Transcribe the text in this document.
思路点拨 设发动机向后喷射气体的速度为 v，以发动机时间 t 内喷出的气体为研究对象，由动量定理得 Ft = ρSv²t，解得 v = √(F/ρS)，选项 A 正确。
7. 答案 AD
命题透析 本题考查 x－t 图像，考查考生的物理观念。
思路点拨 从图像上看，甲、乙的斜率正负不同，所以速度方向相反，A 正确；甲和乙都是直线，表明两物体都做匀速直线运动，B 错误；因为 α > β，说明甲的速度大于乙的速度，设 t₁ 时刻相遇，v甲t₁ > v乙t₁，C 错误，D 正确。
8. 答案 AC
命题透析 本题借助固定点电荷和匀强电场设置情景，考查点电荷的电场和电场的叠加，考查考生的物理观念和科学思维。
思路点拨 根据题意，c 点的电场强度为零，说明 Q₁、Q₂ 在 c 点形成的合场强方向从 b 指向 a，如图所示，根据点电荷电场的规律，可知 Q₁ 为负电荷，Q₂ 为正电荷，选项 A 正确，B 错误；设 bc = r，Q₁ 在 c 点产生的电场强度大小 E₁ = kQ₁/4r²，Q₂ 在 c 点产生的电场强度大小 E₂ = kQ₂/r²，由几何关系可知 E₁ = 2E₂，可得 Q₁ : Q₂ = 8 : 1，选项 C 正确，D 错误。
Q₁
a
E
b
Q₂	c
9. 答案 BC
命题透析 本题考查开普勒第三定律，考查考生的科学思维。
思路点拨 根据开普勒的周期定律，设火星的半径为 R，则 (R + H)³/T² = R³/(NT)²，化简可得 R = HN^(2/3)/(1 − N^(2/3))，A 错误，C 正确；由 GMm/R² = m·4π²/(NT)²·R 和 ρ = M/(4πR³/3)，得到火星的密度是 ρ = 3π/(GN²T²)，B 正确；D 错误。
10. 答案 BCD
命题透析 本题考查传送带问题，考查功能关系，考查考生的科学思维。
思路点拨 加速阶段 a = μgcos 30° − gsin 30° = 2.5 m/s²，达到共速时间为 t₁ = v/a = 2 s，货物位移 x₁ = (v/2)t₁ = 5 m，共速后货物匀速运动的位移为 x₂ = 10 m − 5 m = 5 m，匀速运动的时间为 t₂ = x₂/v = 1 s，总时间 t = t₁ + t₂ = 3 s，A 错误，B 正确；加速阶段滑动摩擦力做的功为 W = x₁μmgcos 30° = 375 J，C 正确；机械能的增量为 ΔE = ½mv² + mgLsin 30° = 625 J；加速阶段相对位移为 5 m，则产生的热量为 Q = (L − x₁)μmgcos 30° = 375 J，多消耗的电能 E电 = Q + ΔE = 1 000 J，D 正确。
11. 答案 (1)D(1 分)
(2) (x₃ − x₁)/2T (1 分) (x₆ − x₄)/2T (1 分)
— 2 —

────────

▸ What to do
Set all of the entries down again, exactly as they were given.

▸ Task output
Transcribe the text in this document.
思路点拨 设发动机向后喷射气体的速度为 v，以发动机时间 t 内喷出的气体为研究对象，由动量定理得 Ft = ρSv²t，解得 v = √(F/ρS)，选项 A 正确。
7. 答案 AD
命题透析 本题考查 x－t 图像，考查考生的物理观念。
思路点拨 从图像上看，甲、乙的斜率正负不同，所以速度方向相反，A 正确；甲和乙都是直线，表明两物体都做匀速直线运动，B 错误；因为 α > β，说明甲的速度大于乙的速度，设 t₁ 时刻相遇，v甲t₁ > v乙t₁，C 错误，D 正确。
8. 答案 AC
命题透析 本题借助固定点电荷和匀强电场设置情景，考查点电荷的电场和电场的叠加，考查考生的物理观念和科学思维。
思路点拨 根据题意，c 点的电场强度为零，说明 Q₁、Q₂ 在 c 点形成的合场强方向从 b 指向 a，如图所示，根据点电荷电场的规律，可知 Q₁ 为负电荷，Q₂ 为正电荷，选项 A 正确，B 错误；设 bc = r，Q₁ 在 c 点产生的电场强度大小 E₁ = kQ₁/4r²，Q₂ 在 c 点产生的电场强度大小 E₂ = kQ₂/r²，由几何关系可知 E₁ = 2E₂，可得 Q₁ : Q₂ = 8 : 1，选项 C 正确，D 错误。
Q₁
a
E
b
Q₂	c
9. 答案 BC
命题透析 本题考查开普勒第三定律，考查考生的科学思维。
思路点拨 根据开普勒的周期定律，设火星的半径为 R，则 (R + H)³/T² = R³/(NT)²，化简可得 R = HN^(2/3)/(1 − N^(2/3))，A 错误，C 正确；由 GMm/R² = m·4π²/(NT)²·R 和 ρ = M/(4πR³/3)，得到火星的密度是 ρ = 3π/(GN²T²)，B 正确；D 错误。
10. 答案 BCD
命题透析 本题考查传送带问题，考查功能关系，考查考生的科学思维。
思路点拨 加速阶段 a = μgcos 30° − gsin 30° = 2.5 m/s²，达到共速时间为 t₁ = v/a = 2 s，货物位移 x₁ = (v/2)t₁ = 5 m，共速后货物匀速运动的位移为 x₂ = 10 m − 5 m = 5 m，匀速运动的时间为 t₂ = x₂/v = 1 s，总时间 t = t₁ + t₂ = 3 s，A 错误，B 正确；加速阶段滑动摩擦力做的功为 W = x₁μmgcos 30° = 375 J，C 正确；机械能的增量为 ΔE = ½mv² + mgLsin 30° = 625 J；加速阶段相对位移为 5 m，则产生的热量为 Q = (L − x₁)μmgcos 30° = 375 J，多消耗的电能 E电 = Q + ΔE = 1 000 J，D 正确。
11. 答案 (1)D(1 分)
(2) (x₃ − x₁)/2T (1 分) (x₆ − x₄)/2T (1 分)
— 2 —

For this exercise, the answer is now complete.